--- THE INPUT ---

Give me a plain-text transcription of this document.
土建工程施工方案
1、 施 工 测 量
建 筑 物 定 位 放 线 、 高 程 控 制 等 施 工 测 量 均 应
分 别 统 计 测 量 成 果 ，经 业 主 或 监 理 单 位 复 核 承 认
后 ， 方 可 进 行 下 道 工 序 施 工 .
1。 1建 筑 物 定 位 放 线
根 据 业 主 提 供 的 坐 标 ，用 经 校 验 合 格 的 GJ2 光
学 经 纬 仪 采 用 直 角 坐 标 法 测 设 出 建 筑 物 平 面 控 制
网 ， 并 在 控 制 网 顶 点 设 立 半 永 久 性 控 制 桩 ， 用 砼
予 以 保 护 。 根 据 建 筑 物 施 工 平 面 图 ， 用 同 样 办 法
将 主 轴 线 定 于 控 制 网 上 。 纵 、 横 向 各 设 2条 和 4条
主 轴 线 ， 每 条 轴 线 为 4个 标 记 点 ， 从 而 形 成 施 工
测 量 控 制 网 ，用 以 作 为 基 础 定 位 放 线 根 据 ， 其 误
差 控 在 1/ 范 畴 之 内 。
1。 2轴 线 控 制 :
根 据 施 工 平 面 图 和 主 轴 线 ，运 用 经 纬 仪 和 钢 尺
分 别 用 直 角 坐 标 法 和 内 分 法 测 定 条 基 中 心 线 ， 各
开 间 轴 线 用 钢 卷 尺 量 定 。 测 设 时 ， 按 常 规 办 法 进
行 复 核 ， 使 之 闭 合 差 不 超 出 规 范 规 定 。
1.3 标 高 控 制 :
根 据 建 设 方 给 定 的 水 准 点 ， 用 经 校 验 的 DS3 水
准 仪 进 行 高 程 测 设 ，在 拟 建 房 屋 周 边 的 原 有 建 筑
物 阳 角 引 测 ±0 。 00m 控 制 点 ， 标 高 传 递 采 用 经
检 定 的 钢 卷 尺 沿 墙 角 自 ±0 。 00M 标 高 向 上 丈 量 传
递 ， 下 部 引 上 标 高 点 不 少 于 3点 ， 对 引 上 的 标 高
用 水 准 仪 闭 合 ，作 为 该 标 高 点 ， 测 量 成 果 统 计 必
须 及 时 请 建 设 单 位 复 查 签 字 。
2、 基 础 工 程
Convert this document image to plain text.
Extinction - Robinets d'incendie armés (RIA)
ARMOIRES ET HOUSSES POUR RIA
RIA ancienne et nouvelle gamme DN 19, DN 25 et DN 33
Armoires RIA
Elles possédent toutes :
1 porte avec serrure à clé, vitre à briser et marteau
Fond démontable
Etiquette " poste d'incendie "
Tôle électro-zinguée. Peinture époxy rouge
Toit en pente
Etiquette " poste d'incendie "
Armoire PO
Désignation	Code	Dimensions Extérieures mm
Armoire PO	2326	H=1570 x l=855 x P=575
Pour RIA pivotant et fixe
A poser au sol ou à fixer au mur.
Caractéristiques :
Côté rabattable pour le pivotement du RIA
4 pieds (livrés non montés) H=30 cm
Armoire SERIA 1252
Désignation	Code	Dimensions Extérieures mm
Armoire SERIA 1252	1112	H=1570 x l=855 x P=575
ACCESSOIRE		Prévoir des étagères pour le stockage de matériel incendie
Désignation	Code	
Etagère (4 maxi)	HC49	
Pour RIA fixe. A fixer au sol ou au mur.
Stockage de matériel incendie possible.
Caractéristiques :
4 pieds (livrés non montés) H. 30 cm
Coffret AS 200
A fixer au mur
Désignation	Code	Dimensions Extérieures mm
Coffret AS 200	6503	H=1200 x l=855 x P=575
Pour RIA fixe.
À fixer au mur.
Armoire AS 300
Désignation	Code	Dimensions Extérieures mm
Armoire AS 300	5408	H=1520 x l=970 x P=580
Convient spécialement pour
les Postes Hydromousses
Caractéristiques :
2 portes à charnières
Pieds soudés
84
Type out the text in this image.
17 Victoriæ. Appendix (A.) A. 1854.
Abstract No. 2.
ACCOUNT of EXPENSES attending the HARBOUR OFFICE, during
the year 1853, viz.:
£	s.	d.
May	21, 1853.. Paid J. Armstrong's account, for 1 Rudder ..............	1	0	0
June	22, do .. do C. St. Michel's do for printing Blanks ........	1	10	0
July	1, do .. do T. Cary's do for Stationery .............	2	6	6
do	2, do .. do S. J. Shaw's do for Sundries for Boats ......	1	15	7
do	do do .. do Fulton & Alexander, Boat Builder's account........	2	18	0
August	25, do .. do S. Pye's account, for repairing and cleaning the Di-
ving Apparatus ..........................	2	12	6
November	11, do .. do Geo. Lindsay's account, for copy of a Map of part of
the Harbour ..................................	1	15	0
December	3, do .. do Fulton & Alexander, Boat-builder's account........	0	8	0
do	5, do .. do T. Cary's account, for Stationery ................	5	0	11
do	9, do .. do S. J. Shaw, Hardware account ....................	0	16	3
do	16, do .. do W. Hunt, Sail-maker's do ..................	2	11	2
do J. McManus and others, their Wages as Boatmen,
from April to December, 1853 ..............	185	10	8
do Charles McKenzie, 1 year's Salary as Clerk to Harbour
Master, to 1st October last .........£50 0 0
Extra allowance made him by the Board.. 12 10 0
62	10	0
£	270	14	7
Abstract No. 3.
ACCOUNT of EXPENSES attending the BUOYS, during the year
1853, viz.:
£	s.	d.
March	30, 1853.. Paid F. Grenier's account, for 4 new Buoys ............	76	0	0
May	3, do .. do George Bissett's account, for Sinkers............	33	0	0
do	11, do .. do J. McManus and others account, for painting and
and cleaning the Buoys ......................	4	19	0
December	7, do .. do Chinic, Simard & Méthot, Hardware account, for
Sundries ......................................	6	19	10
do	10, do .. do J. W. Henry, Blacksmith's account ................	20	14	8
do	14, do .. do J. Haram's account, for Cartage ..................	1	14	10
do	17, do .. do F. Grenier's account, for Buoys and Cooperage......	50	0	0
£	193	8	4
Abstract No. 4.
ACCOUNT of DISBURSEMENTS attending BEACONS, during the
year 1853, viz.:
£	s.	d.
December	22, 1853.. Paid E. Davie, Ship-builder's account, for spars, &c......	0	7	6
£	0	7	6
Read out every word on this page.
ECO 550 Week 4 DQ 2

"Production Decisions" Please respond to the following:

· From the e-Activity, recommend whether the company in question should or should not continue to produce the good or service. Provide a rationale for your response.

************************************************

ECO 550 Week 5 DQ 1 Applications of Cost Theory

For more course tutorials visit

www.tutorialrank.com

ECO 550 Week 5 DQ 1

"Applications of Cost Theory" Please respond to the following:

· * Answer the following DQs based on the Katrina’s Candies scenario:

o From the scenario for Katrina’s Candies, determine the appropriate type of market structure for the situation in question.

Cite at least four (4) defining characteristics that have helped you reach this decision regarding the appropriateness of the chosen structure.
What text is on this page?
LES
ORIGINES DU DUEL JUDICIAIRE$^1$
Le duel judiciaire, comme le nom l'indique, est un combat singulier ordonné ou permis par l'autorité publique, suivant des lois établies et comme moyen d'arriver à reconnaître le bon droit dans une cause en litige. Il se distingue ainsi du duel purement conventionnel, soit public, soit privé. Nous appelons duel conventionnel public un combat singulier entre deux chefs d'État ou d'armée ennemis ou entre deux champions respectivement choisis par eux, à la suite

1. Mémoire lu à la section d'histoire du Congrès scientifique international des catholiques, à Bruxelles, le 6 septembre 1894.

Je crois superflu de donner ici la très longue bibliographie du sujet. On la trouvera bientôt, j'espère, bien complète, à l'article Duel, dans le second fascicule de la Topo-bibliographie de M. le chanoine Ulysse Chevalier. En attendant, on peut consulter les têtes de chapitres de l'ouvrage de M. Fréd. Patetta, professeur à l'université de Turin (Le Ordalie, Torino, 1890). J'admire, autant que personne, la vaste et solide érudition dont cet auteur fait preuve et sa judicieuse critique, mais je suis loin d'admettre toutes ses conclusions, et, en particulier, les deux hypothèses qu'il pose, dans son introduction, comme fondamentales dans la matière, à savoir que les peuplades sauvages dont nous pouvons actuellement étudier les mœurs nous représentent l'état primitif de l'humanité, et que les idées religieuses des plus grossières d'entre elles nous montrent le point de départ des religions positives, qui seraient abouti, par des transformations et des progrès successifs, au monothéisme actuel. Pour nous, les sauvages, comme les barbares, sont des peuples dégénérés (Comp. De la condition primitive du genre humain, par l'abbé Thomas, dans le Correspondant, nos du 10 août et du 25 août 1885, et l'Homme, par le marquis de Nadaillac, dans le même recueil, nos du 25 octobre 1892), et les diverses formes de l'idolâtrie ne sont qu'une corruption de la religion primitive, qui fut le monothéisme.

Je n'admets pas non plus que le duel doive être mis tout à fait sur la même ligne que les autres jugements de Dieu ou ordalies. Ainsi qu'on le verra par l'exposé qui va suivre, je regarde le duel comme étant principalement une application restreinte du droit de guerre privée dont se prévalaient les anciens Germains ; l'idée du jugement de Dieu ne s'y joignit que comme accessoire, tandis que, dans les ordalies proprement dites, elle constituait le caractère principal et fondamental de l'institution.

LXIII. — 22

---

### TASK DIRECTIONS
In the records, locate each line holding the string "document" and copy it.

### REPLY TO THE TASK
Give me a plain-text transcription of this document.
Convert this document image to plain text.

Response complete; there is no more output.